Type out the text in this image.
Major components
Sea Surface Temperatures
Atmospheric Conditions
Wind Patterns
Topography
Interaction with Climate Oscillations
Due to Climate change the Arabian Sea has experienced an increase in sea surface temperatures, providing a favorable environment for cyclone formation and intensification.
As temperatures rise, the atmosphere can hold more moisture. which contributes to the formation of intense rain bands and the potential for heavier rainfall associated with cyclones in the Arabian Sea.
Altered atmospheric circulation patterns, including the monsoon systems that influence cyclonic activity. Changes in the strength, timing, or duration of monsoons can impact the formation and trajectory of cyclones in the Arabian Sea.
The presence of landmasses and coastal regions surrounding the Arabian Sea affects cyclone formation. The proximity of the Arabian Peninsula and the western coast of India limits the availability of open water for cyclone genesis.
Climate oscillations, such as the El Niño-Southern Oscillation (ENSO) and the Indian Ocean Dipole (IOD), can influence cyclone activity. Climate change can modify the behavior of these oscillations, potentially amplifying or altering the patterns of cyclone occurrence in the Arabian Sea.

★ ★ ★ ★ ★

> TASK DESCRIPTION
Repeat the records above exactly, from the first line to the last.

> SOLUTION TO THIS PROBLEM
Type out the text in this image.
Major components
Sea Surface Temperatures
Atmospheric Conditions
Wind Patterns
Topography
Interaction with Climate Oscillations
Due to Climate change the Arabian Sea has experienced an increase in sea surface temperatures, providing a favorable environment for cyclone formation and intensification.
As temperatures rise, the atmosphere can hold more moisture. which contributes to the formation of intense rain bands and the potential for heavier rainfall associated with cyclones in the Arabian Sea.
Altered atmospheric circulation patterns, including the monsoon systems that influence cyclonic activity. Changes in the strength, timing, or duration of monsoons can impact the formation and trajectory of cyclones in the Arabian Sea.
The presence of landmasses and coastal regions surrounding the Arabian Sea affects cyclone formation. The proximity of the Arabian Peninsula and the western coast of India limits the availability of open water for cyclone genesis.
Climate oscillations, such as the El Niño-Southern Oscillation (ENSO) and the Indian Ocean Dipole (IOD), can influence cyclone activity. Climate change can modify the behavior of these oscillations, potentially amplifying or altering the patterns of cyclone occurrence in the Arabian Sea.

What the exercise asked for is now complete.